══ GIVEN DATA

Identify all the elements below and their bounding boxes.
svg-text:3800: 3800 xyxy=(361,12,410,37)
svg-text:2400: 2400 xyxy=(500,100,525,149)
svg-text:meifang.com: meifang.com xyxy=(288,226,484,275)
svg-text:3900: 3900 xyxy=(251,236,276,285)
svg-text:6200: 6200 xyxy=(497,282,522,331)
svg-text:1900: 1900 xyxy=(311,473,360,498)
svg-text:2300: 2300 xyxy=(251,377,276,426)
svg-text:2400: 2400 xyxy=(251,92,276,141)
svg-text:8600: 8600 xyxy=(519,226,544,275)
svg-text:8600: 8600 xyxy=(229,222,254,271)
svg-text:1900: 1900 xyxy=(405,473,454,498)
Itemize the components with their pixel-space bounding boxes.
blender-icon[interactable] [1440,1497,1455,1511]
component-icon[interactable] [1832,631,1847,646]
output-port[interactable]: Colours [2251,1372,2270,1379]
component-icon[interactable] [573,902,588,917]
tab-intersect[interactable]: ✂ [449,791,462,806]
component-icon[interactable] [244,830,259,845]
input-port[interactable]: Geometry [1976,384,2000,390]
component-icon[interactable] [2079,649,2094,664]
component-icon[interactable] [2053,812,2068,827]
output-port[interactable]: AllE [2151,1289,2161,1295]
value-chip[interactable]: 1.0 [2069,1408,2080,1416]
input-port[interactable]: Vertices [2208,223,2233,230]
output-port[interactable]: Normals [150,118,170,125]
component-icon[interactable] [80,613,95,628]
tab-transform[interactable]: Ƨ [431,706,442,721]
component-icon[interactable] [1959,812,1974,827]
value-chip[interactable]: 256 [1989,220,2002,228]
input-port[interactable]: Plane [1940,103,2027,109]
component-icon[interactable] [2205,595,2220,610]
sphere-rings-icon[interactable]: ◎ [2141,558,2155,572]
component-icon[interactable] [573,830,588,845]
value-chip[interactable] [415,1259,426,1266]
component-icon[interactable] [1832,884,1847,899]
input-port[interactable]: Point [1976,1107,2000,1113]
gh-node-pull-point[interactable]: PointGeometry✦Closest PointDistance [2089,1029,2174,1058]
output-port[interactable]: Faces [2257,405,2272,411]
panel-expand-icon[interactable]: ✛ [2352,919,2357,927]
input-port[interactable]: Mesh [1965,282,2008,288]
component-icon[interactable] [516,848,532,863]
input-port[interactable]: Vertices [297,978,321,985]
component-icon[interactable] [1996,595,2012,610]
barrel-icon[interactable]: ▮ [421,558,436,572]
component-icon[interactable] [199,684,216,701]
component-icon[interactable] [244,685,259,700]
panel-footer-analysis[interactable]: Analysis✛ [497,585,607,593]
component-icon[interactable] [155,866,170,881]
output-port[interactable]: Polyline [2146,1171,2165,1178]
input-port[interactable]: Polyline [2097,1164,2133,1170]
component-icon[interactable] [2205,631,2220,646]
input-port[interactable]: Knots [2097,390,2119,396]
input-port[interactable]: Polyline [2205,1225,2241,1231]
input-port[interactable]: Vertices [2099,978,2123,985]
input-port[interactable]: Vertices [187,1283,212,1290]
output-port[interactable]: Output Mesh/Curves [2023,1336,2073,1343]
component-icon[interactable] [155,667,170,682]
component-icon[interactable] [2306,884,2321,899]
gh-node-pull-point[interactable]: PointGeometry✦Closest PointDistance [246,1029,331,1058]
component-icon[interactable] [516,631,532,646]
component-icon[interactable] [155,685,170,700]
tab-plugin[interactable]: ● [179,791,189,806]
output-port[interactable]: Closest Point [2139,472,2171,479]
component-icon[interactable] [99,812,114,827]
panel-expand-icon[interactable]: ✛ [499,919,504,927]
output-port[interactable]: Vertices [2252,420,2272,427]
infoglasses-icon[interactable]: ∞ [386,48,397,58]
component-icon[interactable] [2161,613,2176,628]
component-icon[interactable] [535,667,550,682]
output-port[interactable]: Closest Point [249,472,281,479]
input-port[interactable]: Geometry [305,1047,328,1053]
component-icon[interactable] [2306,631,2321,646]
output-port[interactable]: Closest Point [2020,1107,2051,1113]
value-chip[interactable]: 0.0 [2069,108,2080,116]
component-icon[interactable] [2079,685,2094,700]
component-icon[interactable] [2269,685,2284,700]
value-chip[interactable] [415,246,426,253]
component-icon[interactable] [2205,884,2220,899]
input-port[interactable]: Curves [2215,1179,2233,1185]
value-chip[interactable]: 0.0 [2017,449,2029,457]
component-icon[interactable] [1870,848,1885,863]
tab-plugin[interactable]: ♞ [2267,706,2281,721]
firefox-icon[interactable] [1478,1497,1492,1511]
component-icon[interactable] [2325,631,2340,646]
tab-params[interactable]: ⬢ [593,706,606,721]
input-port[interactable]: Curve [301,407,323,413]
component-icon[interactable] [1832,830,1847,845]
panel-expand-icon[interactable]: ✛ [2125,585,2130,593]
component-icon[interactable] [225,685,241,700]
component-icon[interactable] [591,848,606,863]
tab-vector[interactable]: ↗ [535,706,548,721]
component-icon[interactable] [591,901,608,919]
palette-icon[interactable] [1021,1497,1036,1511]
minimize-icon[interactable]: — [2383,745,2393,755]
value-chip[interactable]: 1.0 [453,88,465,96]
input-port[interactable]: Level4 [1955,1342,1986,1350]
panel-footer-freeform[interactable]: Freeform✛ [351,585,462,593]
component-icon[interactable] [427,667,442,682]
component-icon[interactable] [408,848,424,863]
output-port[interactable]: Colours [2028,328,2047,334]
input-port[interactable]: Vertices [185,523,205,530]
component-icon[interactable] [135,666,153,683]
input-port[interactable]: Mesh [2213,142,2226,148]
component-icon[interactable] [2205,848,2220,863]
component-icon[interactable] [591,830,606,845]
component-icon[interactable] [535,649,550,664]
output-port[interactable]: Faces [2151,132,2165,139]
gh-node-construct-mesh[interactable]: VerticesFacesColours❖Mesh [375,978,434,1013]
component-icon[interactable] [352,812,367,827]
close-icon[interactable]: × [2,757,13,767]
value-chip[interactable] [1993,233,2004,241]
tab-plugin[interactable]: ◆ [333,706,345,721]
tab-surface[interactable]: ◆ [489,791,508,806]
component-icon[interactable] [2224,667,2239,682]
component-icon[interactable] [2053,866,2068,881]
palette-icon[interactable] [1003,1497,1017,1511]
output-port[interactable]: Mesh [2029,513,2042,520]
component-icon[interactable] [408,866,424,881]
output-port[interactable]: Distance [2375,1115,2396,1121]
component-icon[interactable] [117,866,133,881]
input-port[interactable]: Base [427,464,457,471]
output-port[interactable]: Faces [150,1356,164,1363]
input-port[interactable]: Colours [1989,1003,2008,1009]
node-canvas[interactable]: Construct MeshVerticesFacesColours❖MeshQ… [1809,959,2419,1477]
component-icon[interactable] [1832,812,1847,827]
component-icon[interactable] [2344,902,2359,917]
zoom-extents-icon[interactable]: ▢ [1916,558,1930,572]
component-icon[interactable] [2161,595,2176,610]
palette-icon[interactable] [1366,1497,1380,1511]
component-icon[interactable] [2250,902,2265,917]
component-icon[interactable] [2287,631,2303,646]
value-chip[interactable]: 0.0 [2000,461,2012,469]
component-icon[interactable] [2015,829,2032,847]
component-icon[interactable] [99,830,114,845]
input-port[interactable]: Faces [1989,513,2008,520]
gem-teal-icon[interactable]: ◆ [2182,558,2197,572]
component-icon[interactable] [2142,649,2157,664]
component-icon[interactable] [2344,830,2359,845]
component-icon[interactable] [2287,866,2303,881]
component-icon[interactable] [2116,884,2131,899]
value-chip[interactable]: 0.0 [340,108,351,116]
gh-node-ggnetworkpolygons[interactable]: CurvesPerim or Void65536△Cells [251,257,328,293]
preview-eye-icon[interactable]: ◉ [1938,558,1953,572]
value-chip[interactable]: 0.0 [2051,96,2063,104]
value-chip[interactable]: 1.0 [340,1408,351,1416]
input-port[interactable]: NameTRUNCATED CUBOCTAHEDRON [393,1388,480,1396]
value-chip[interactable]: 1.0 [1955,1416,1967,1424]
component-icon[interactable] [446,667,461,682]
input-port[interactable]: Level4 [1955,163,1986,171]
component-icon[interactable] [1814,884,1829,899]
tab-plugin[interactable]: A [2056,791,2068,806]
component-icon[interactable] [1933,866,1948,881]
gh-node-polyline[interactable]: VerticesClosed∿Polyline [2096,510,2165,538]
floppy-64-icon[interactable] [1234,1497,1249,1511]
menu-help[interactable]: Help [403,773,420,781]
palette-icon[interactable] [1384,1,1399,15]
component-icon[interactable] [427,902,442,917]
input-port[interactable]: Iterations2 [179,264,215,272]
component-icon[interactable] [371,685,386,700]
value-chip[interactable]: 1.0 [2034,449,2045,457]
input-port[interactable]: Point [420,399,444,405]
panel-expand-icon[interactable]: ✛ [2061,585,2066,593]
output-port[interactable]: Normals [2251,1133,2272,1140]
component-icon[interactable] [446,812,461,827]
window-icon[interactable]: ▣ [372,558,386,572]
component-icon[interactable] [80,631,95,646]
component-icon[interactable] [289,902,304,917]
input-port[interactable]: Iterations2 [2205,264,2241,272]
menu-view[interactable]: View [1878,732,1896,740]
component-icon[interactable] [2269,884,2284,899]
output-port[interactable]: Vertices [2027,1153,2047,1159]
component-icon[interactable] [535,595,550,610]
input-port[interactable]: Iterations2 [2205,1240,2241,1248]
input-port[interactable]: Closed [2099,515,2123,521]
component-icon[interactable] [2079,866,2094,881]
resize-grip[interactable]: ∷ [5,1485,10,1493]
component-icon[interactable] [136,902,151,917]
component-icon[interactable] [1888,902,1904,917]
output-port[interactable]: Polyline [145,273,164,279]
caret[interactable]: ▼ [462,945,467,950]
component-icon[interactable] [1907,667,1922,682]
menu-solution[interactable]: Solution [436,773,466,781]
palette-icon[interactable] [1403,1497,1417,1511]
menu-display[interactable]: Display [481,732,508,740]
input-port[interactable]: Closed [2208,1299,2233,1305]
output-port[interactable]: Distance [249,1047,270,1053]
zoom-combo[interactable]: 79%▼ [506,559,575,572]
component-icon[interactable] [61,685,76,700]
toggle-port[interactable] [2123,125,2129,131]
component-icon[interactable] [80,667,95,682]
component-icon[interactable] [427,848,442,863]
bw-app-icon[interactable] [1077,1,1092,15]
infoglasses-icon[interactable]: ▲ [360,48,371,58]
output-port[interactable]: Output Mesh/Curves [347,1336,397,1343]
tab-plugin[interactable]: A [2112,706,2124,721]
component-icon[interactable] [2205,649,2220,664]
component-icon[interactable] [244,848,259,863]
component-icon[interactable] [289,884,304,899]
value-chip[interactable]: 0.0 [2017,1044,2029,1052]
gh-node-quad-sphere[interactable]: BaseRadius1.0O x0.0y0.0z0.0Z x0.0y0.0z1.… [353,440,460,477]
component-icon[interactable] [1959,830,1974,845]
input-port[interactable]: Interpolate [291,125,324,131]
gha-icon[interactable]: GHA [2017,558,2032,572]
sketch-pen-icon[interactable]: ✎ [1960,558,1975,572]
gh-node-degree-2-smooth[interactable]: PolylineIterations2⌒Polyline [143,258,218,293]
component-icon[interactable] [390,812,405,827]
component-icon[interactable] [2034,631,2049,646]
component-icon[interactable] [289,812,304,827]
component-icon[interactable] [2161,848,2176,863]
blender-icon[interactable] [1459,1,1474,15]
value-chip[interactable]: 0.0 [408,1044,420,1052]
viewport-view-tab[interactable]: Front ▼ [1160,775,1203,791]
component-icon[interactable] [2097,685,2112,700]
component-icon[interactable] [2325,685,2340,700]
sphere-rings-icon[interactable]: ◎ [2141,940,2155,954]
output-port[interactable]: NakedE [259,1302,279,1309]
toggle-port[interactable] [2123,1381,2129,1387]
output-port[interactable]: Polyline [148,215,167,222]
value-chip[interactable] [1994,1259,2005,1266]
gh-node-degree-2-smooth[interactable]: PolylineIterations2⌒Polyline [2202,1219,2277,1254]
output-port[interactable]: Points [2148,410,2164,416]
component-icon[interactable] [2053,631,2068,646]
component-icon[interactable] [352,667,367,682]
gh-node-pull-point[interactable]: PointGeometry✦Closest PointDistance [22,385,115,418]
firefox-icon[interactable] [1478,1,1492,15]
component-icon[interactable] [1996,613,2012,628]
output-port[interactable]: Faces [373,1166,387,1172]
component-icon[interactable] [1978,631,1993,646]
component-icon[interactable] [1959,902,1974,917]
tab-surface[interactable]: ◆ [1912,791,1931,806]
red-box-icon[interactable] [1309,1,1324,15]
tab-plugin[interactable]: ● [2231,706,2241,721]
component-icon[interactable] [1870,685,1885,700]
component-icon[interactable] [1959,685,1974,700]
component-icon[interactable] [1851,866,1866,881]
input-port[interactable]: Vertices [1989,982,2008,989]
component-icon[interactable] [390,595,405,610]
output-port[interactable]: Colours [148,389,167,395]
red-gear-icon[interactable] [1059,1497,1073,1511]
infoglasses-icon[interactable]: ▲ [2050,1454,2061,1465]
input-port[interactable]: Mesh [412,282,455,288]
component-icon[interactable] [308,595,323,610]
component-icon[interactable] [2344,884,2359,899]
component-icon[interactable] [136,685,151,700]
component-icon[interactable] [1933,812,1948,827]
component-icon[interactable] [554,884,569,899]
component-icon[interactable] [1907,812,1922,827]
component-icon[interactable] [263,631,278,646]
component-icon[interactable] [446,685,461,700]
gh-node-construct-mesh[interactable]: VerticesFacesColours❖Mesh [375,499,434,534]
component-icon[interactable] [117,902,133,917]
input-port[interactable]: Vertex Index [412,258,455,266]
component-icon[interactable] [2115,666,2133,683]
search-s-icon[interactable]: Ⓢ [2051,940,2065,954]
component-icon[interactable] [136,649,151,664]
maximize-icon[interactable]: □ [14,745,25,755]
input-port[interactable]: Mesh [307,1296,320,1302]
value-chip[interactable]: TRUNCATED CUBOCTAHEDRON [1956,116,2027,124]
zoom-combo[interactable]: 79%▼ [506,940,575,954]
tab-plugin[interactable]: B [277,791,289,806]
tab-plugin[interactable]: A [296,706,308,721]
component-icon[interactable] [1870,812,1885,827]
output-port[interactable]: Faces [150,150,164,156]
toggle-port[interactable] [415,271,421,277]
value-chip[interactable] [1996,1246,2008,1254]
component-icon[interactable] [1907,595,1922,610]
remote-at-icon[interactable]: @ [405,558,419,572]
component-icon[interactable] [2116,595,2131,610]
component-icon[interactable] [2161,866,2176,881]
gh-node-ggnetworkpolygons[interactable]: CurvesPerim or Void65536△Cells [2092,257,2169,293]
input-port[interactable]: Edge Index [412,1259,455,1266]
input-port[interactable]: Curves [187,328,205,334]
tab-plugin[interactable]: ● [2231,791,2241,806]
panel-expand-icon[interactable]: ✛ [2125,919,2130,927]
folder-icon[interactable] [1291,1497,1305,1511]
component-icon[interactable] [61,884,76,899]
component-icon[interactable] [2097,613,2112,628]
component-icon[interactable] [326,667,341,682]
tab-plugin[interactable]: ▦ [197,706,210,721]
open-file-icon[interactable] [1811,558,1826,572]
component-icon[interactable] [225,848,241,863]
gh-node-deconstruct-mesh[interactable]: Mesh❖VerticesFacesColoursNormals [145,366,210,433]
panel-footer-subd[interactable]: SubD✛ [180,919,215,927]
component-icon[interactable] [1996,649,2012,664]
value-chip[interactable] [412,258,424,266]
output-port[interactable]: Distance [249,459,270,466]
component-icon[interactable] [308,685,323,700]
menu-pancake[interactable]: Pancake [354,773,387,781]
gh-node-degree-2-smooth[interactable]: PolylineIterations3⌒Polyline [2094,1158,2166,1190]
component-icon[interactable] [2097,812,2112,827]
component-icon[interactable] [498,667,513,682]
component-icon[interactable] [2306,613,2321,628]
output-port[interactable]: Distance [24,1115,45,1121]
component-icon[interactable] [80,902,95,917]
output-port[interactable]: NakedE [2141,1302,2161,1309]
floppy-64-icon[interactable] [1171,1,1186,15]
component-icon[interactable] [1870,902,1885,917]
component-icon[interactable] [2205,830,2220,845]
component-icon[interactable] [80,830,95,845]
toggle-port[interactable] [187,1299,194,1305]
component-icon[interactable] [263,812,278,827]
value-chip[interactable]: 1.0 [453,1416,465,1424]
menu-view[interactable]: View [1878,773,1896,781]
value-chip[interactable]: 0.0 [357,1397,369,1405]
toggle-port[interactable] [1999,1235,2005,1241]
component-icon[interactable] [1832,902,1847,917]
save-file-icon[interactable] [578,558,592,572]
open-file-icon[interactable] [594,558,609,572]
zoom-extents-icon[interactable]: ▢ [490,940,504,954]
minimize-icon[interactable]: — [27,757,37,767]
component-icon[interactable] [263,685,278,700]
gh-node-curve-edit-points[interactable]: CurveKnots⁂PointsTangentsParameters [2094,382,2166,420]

════

# TO DO
Output as a JSON list of strings, one string per line and no blank lines, the lines from the start of the records through the line containing "component-icon[interactable] [2079,649,2094,664]".

# ANSWER TO THIS EXERCISE
[
  "Identify all the elements below and their bounding boxes.",
  "svg-text:3800: 3800 xyxy=(361,12,410,37)",
  "svg-text:2400: 2400 xyxy=(500,100,525,149)",
  "svg-text:meifang.com: meifang.com xyxy=(288,226,484,275)",
  "svg-text:3900: 3900 xyxy=(251,236,276,285)",
  "svg-text:6200: 6200 xyxy=(497,282,522,331)",
  "svg-text:1900: 1900 xyxy=(311,473,360,498)",
  "svg-text:2300: 2300 xyxy=(251,377,276,426)",
  "svg-text:2400: 2400 xyxy=(251,92,276,141)",
  "svg-text:8600: 8600 xyxy=(519,226,544,275)",
  "svg-text:8600: 8600 xyxy=(229,222,254,271)",
  "svg-text:1900: 1900 xyxy=(405,473,454,498)",
  "Itemize the components with their pixel-space bounding boxes.",
  "blender-icon[interactable] [1440,1497,1455,1511]",
  "component-icon[interactable] [1832,631,1847,646]",
  "output-port[interactable]: Colours [2251,1372,2270,1379]",
  "component-icon[interactable] [573,902,588,917]",
  "tab-intersect[interactable]: ✂ [449,791,462,806]",
  "component-icon[interactable] [244,830,259,845]",
  "input-port[interactable]: Geometry [1976,384,2000,390]",
  "component-icon[interactable] [2079,649,2094,664]"
]